§ Rows:
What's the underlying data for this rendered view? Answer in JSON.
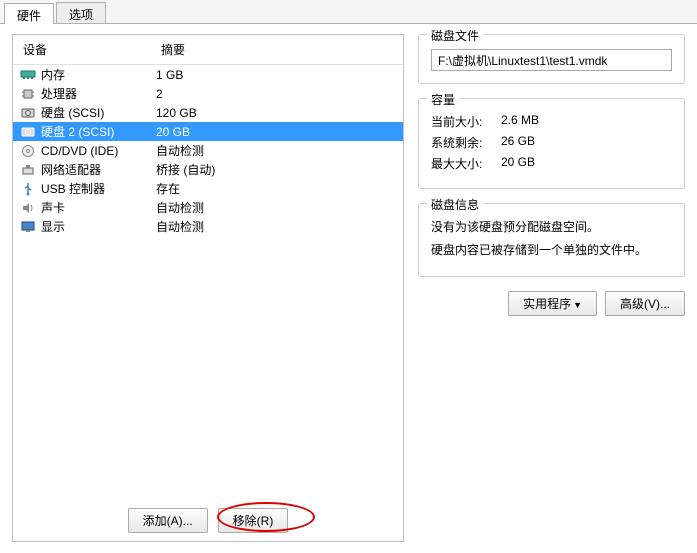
{
  "tabs": {
    "hardware": "硬件",
    "options": "选项"
  },
  "headers": {
    "device": "设备",
    "summary": "摘要"
  },
  "hardware_items": [
    {
      "name": "内存",
      "summary": "1 GB",
      "icon": "memory-icon"
    },
    {
      "name": "处理器",
      "summary": "2",
      "icon": "cpu-icon"
    },
    {
      "name": "硬盘 (SCSI)",
      "summary": "120 GB",
      "icon": "disk-icon"
    },
    {
      "name": "硬盘 2 (SCSI)",
      "summary": "20 GB",
      "icon": "disk-icon",
      "selected": true
    },
    {
      "name": "CD/DVD (IDE)",
      "summary": "自动检测",
      "icon": "cd-icon"
    },
    {
      "name": "网络适配器",
      "summary": "桥接 (自动)",
      "icon": "network-icon"
    },
    {
      "name": "USB 控制器",
      "summary": "存在",
      "icon": "usb-icon"
    },
    {
      "name": "声卡",
      "summary": "自动检测",
      "icon": "sound-icon"
    },
    {
      "name": "显示",
      "summary": "自动检测",
      "icon": "display-icon"
    }
  ],
  "buttons": {
    "add": "添加(A)...",
    "remove": "移除(R)",
    "utility": "实用程序",
    "advanced": "高级(V)..."
  },
  "groups": {
    "disk_file": {
      "title": "磁盘文件",
      "value": "F:\\虚拟机\\Linuxtest1\\test1.vmdk"
    },
    "capacity": {
      "title": "容量",
      "current_label": "当前大小:",
      "current_value": "2.6 MB",
      "free_label": "系统剩余:",
      "free_value": "26 GB",
      "max_label": "最大大小:",
      "max_value": "20 GB"
    },
    "disk_info": {
      "title": "磁盘信息",
      "line1": "没有为该硬盘预分配磁盘空间。",
      "line2": "硬盘内容已被存储到一个单独的文件中。"
    }
  }
}
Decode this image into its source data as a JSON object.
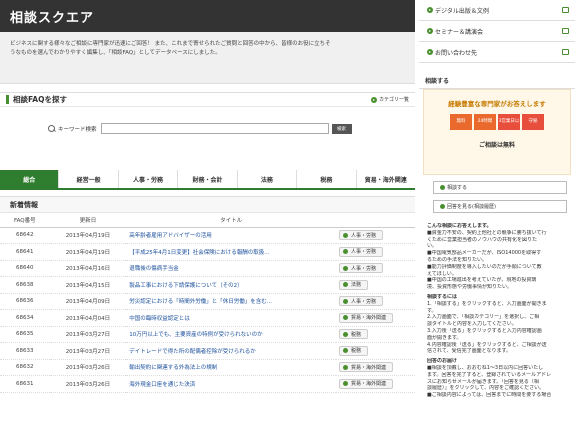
{
  "header": {
    "title": "相談スクエア"
  },
  "intro": [
    "ビジネスに関する様々なご相談に専門家が迅速にご回答！ また、これまで寄せられたご質問と回答の中から、皆様のお役に立ちそ",
    "うなものを選んでわかりやすく編集し、「相談FAQ」としてデータベースにしました。"
  ],
  "faq_search": {
    "heading": "相談FAQを探す",
    "category_link": "カテゴリ一覧",
    "keyword_label": "キーワード検索",
    "search_button": "検索"
  },
  "tabs": [
    "総合",
    "経営一般",
    "人事・労務",
    "財務・会計",
    "法務",
    "税務",
    "貿易・海外関連"
  ],
  "news": {
    "heading": "新着情報",
    "columns": [
      "FAQ番号",
      "更新日",
      "タイトル"
    ],
    "rows": [
      {
        "num": "68642",
        "date": "2013年04月19日",
        "title": "高年齢者雇用アドバイザーの活用",
        "cat": "人事・労務"
      },
      {
        "num": "68641",
        "date": "2013年04月19日",
        "title": "【平成25年4月1日変更】社会保険における報酬の取扱...",
        "cat": "人事・労務"
      },
      {
        "num": "68640",
        "date": "2013年04月16日",
        "title": "退職後の傷病手当金",
        "cat": "人事・労務"
      },
      {
        "num": "68638",
        "date": "2013年04月15日",
        "title": "製品工事における下請保護について（その2）",
        "cat": "法務"
      },
      {
        "num": "68636",
        "date": "2013年04月09日",
        "title": "労災認定における「時間外労働」と「休日労働」を含む...",
        "cat": "人事・労務"
      },
      {
        "num": "68634",
        "date": "2013年04月04日",
        "title": "中国の臨時収益認定とは",
        "cat": "貿易・海外関連"
      },
      {
        "num": "68635",
        "date": "2013年03月27日",
        "title": "10万円以上でも、主要資産の特例が受けられないのか",
        "cat": "税務"
      },
      {
        "num": "68633",
        "date": "2013年03月27日",
        "title": "デイトレードで得た所の配偶者控除が受けられるか",
        "cat": "税務"
      },
      {
        "num": "68632",
        "date": "2013年03月26日",
        "title": "輸出契約に関連する外為法上の規制",
        "cat": "貿易・海外関連"
      },
      {
        "num": "68631",
        "date": "2013年03月26日",
        "title": "海外現金口座を通じた決済",
        "cat": "貿易・海外関連"
      }
    ]
  },
  "right": {
    "links": [
      "デジタル出版＆文例",
      "セミナー＆講演会",
      "お問い合わせ先"
    ],
    "consult_heading": "相談する",
    "consult_caption": "経験豊富な専門家がお答えします",
    "consult_tags": [
      "無料",
      "24時間",
      "3営業日以内",
      "守秘"
    ],
    "consult_free": "ご相談は無料",
    "btn_consult": "相談する",
    "btn_history": "回答を見る(相談履歴)",
    "notes_title1": "こんな相談にお答えします。",
    "notes1": [
      "■資金力不安の、契約上他社との競争に勝ち抜いて行",
      "くために営業担当者のノウハウの共有化を図りた",
      "い。",
      "■中国電気部品メーカーだが、ISO14000を取得す",
      "るための手法を知りたい。",
      "■能力評価制度を導入したいのだが手順について教",
      "えてほしい。",
      "■中国の工場進出を考えていたが、現地の投資環",
      "境、投資形態や労働事情が知りたい。"
    ],
    "notes_title2": "相談するには",
    "notes2": [
      "1.「相談する」をクリックすると、入力画面が開きま",
      "す。",
      "2.入力画面で、「相談カテゴリー」を選択し、ご相",
      "談タイトルと内容を入力してください。",
      "3.入力後「送る」をクリックすると入力内容確認画",
      "面が開きます。",
      "4.内容確認後「送る」をクリックすると、ご相談が送",
      "信されて、受信完了画面となります。"
    ],
    "notes_title3": "回答のお届け",
    "notes3": [
      "■相談を頂戴し、おおむね1～3日以内に回答いたし",
      "ます。回答を完了すると、登録されているメールアドレ",
      "スにお知らせメールが届きます。「回答を見る（相",
      "談履歴）」をクリックして、内容をご確認ください。",
      "■ご相談内容によっては、回答までに時間を要する場合"
    ]
  },
  "colors": {
    "accent": "#2f7d2f",
    "header_bg": "#333333",
    "link": "#1a4f9c",
    "tag_orange": "#e96a2c"
  }
}
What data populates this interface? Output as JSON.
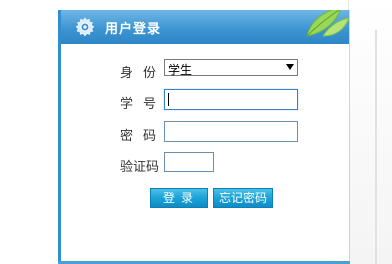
{
  "header": {
    "title": "用户登录"
  },
  "form": {
    "identity_label": "身份",
    "identity_value": "学生",
    "id_label": "学号",
    "id_value": "",
    "password_label": "密码",
    "password_value": "",
    "captcha_label": "验证码",
    "captcha_value": ""
  },
  "buttons": {
    "login": "登录",
    "forgot_password": "忘记密码"
  },
  "colors": {
    "header_blue": "#3d95d2",
    "button_blue": "#1aa3d8",
    "leaf_green": "#8fd14f"
  },
  "icons": [
    "gear-icon",
    "leaf-icon",
    "chevron-down-icon"
  ]
}
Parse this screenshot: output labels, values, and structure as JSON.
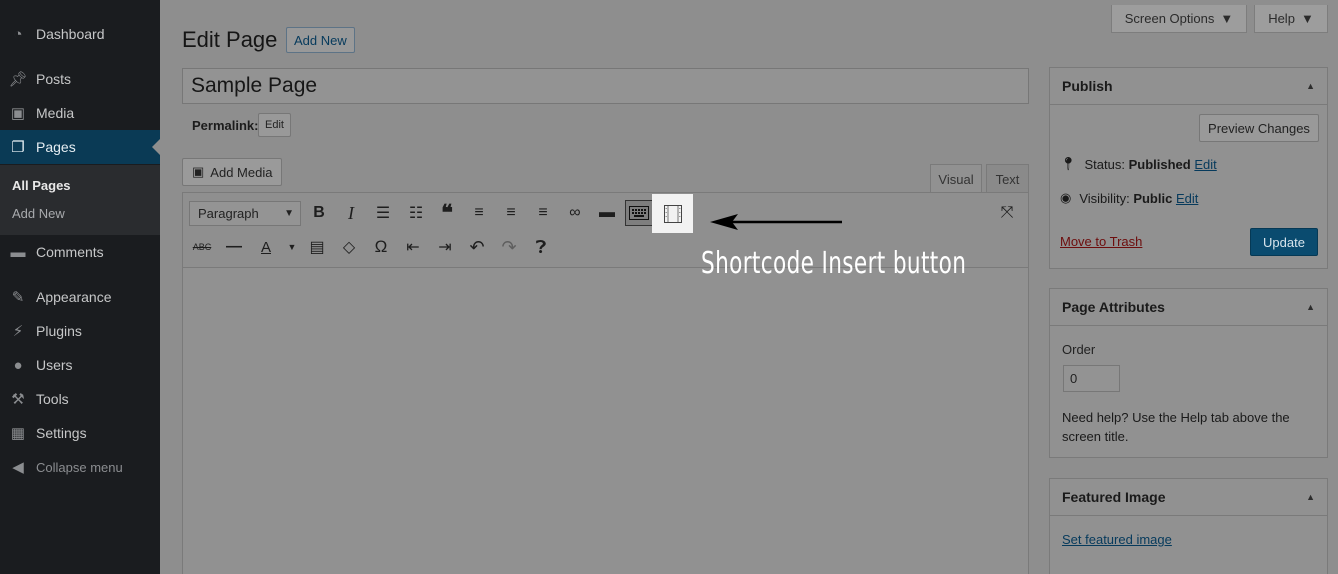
{
  "sidebar": {
    "items": [
      {
        "label": "Dashboard",
        "icon": "dashboard-icon"
      },
      {
        "label": "Posts",
        "icon": "pin-icon"
      },
      {
        "label": "Media",
        "icon": "media-icon"
      },
      {
        "label": "Pages",
        "icon": "pages-icon"
      },
      {
        "label": "Comments",
        "icon": "comment-icon"
      },
      {
        "label": "Appearance",
        "icon": "brush-icon"
      },
      {
        "label": "Plugins",
        "icon": "plugin-icon"
      },
      {
        "label": "Users",
        "icon": "user-icon"
      },
      {
        "label": "Tools",
        "icon": "wrench-icon"
      },
      {
        "label": "Settings",
        "icon": "settings-icon"
      }
    ],
    "submenu": [
      "All Pages",
      "Add New"
    ],
    "collapse": "Collapse menu"
  },
  "top": {
    "screen_options": "Screen Options",
    "help": "Help"
  },
  "heading": {
    "title": "Edit Page",
    "add_new": "Add New"
  },
  "post": {
    "title": "Sample Page",
    "permalink_label": "Permalink:",
    "permalink_edit": "Edit"
  },
  "editor": {
    "add_media": "Add Media",
    "tab_visual": "Visual",
    "tab_text": "Text",
    "format": "Paragraph",
    "annotation": "Shortcode Insert button"
  },
  "publish": {
    "title": "Publish",
    "preview": "Preview Changes",
    "status_label": "Status:",
    "status_value": "Published",
    "visibility_label": "Visibility:",
    "visibility_value": "Public",
    "edit": "Edit",
    "trash": "Move to Trash",
    "update": "Update"
  },
  "attributes": {
    "title": "Page Attributes",
    "order_label": "Order",
    "order_value": "0",
    "help_line1": "Need help? Use the Help tab above the",
    "help_line2": "screen title."
  },
  "featured": {
    "title": "Featured Image",
    "link": "Set featured image"
  }
}
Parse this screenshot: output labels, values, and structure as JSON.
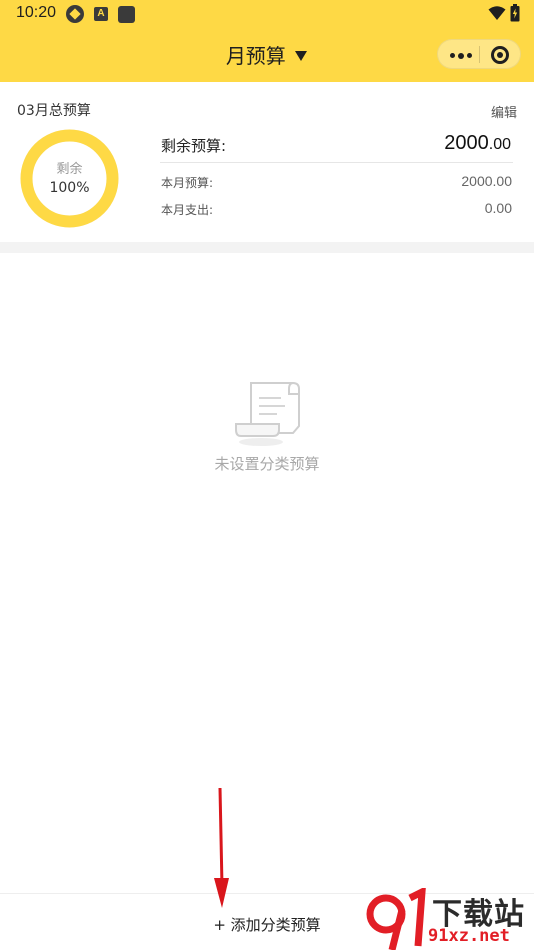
{
  "status_bar": {
    "time": "10:20",
    "app_icon_letter": "A"
  },
  "nav": {
    "title": "月预算",
    "dropdown_icon": "caret-down-icon",
    "more_icon": "more-dots-icon",
    "close_icon": "target-close-icon"
  },
  "budget": {
    "title": "03月总预算",
    "edit_label": "编辑",
    "ring_label": "剩余",
    "ring_percent": "100%",
    "remaining_fraction": 1.0,
    "remain_label": "剩余预算:",
    "remain_int": "2000",
    "remain_dec": ".00",
    "month_budget_label": "本月预算:",
    "month_budget_value": "2000.00",
    "month_spent_label": "本月支出:",
    "month_spent_value": "0.00",
    "accent_color": "#fed945"
  },
  "empty_state": {
    "icon": "scroll-document-icon",
    "text": "未设置分类预算"
  },
  "bottom": {
    "add_label": "+ 添加分类预算"
  },
  "watermark": {
    "logo": "91-logo-icon",
    "text_top": "下载站",
    "text_bottom": "91xz.net"
  }
}
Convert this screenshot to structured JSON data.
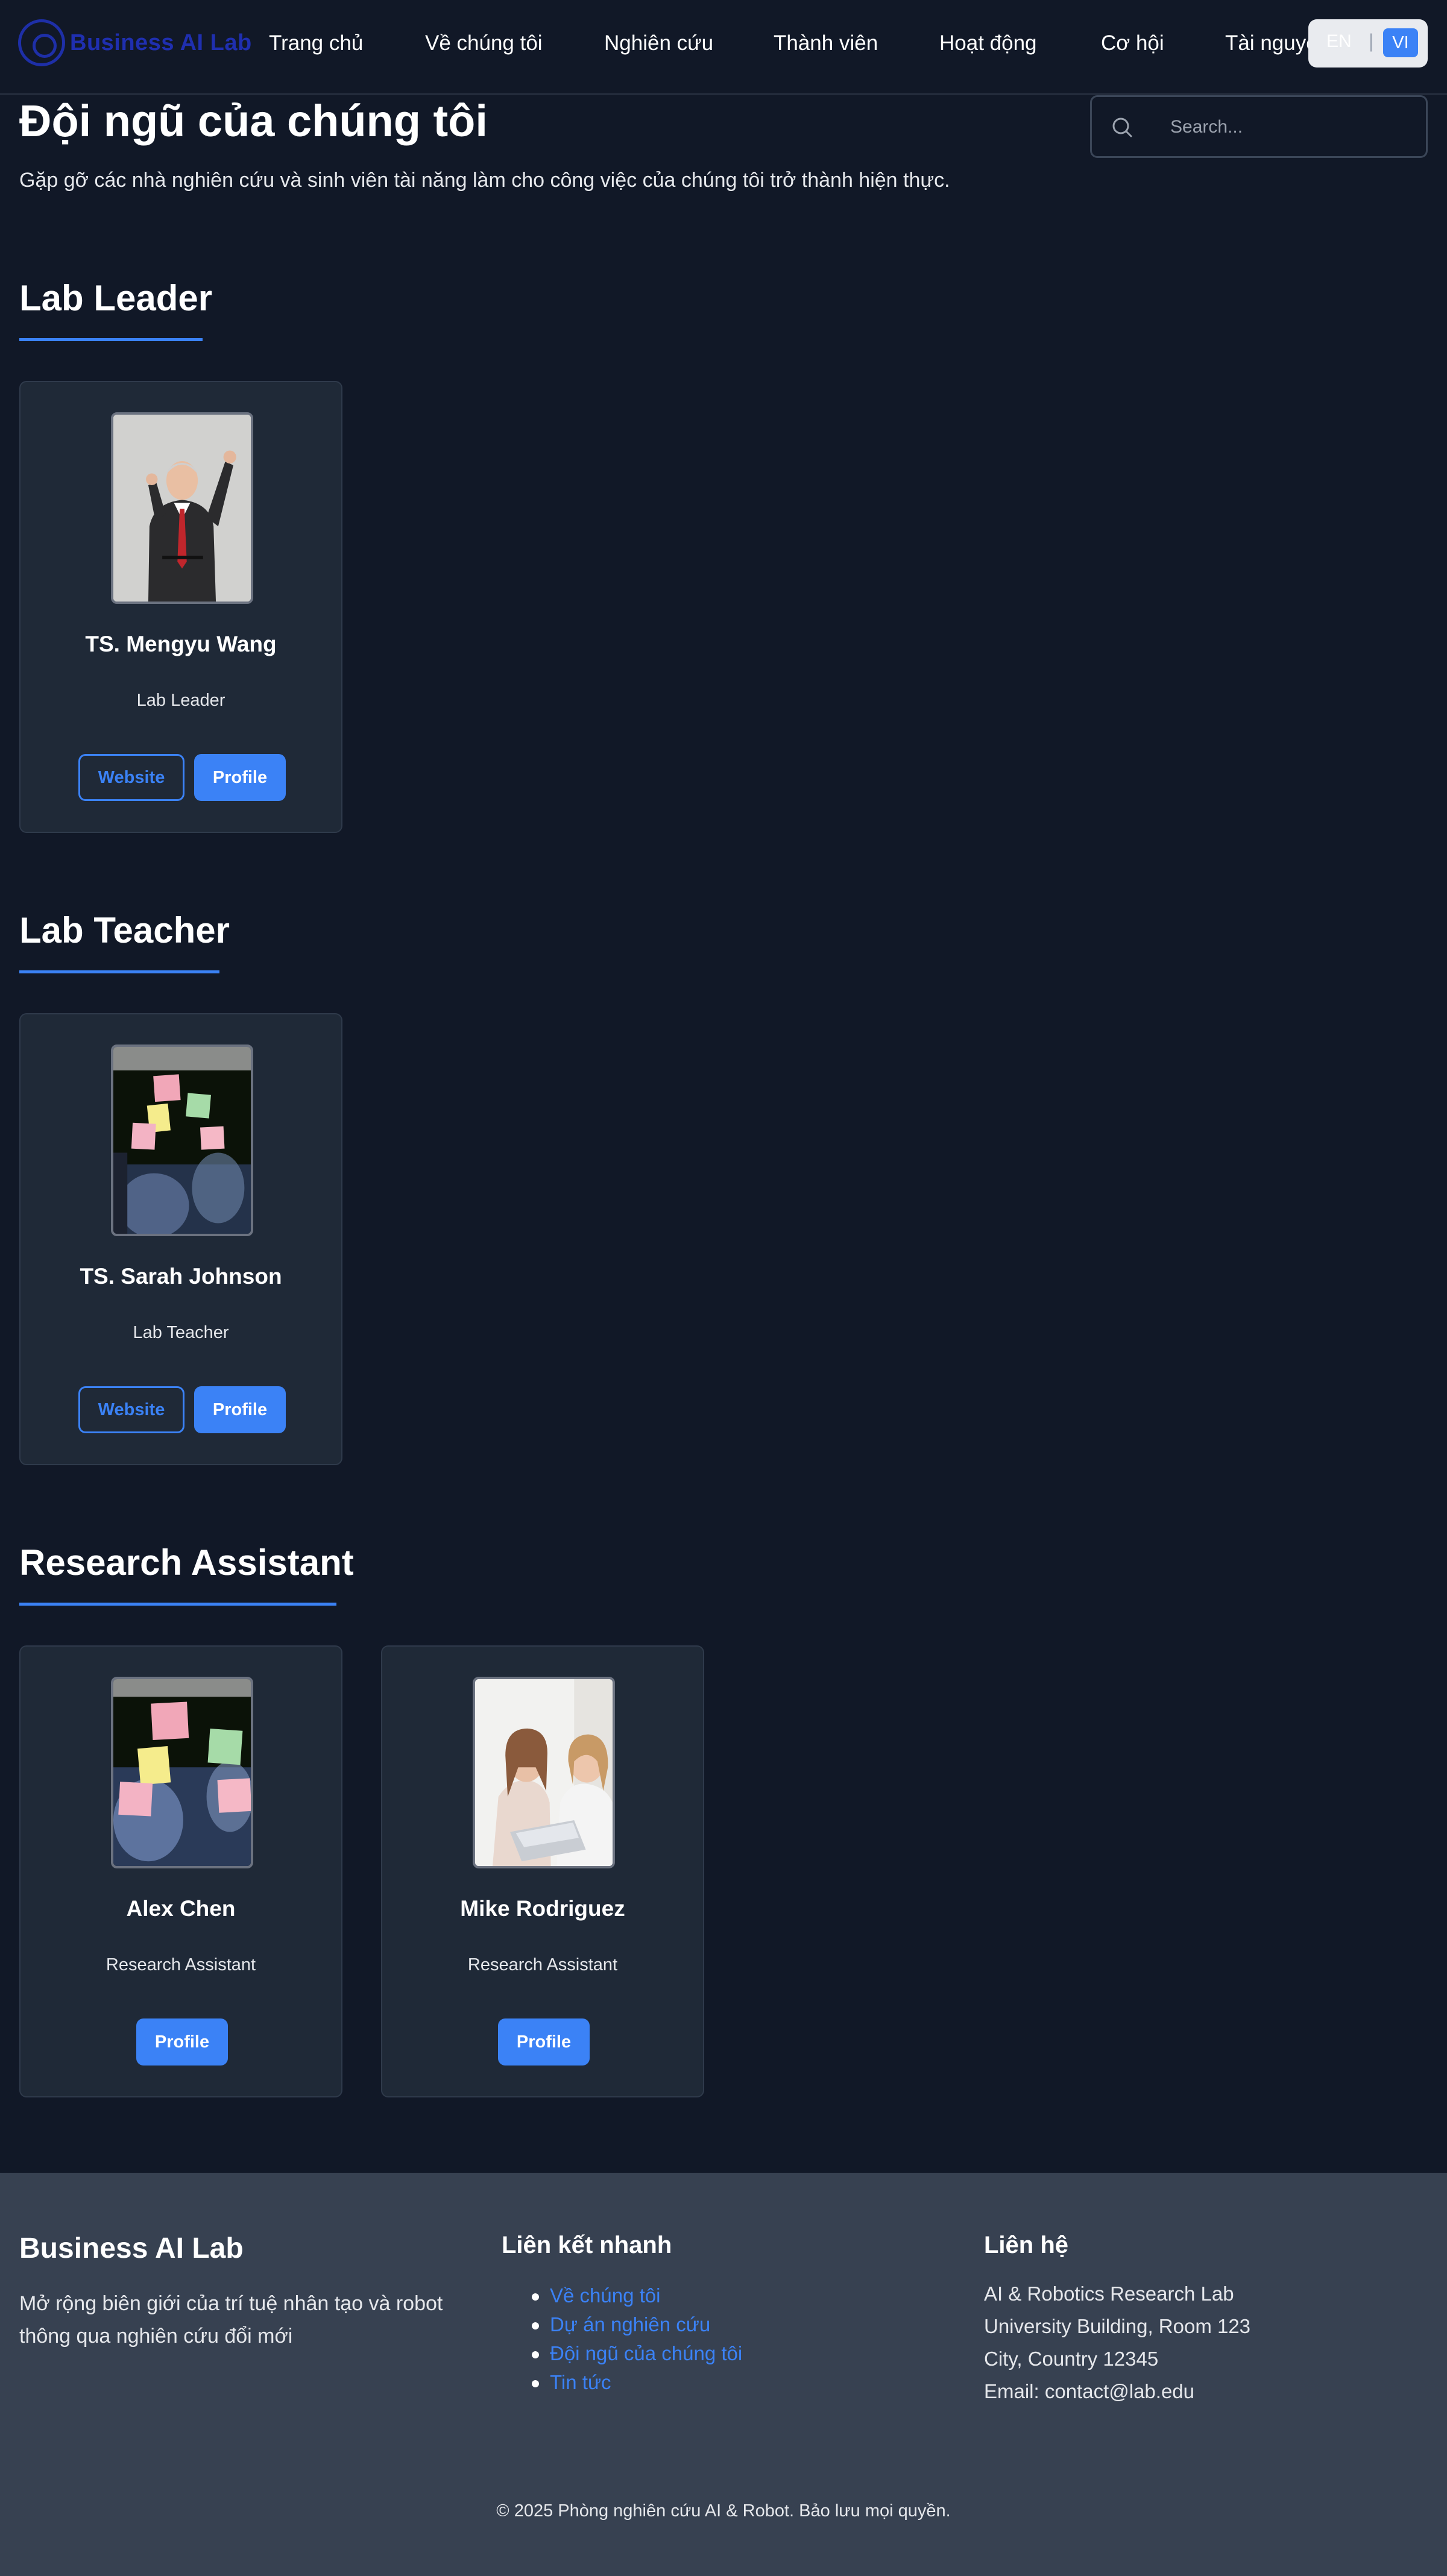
{
  "nav": {
    "logo_text": "Business AI Lab",
    "items": [
      "Trang chủ",
      "Về chúng tôi",
      "Nghiên cứu",
      "Thành viên",
      "Hoạt động",
      "Cơ hội",
      "Tài nguyên"
    ],
    "lang_en": "EN",
    "lang_sep": "|",
    "lang_vi": "VI"
  },
  "header": {
    "title": "Đội ngũ của chúng tôi",
    "subtitle": "Gặp gỡ các nhà nghiên cứu và sinh viên tài năng làm cho công việc của chúng tôi trở thành hiện thực.",
    "search_placeholder": "Search..."
  },
  "sections": [
    {
      "title": "Lab Leader",
      "members": [
        {
          "name": "TS. Mengyu Wang",
          "role": "Lab Leader",
          "website_label": "Website",
          "profile_label": "Profile"
        }
      ]
    },
    {
      "title": "Lab Teacher",
      "members": [
        {
          "name": "TS. Sarah Johnson",
          "role": "Lab Teacher",
          "website_label": "Website",
          "profile_label": "Profile"
        }
      ]
    },
    {
      "title": "Research Assistant",
      "members": [
        {
          "name": "Alex Chen",
          "role": "Research Assistant",
          "profile_label": "Profile"
        },
        {
          "name": "Mike Rodriguez",
          "role": "Research Assistant",
          "profile_label": "Profile"
        }
      ]
    }
  ],
  "footer": {
    "brand": "Business AI Lab",
    "description": "Mở rộng biên giới của trí tuệ nhân tạo và robot thông qua nghiên cứu đổi mới",
    "links_heading": "Liên kết nhanh",
    "links": [
      "Về chúng tôi",
      "Dự án nghiên cứu",
      "Đội ngũ của chúng tôi",
      "Tin tức"
    ],
    "contact_heading": "Liên hệ",
    "contact": [
      "AI & Robotics Research Lab",
      "University Building, Room 123",
      "City, Country 12345",
      "Email: contact@lab.edu"
    ],
    "copyright": "© 2025 Phòng nghiên cứu AI & Robot. Bảo lưu mọi quyền."
  },
  "colors": {
    "background": "#111827",
    "card": "#1f2937",
    "accent": "#3b82f6",
    "footer": "#374151",
    "logo": "#1f2fb0"
  },
  "icons": [
    "search-icon",
    "logo-icon"
  ]
}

§ Exercise objective: In the listing above, find each line with the word "data" and copy it.

§ Finished answer:
What's the underlying data for this rendered view? Answer in JSON.
Decode this image into its source data as a JSON object.
What data populates this interface? Output as JSON.
Convert this screenshot to structured JSON data.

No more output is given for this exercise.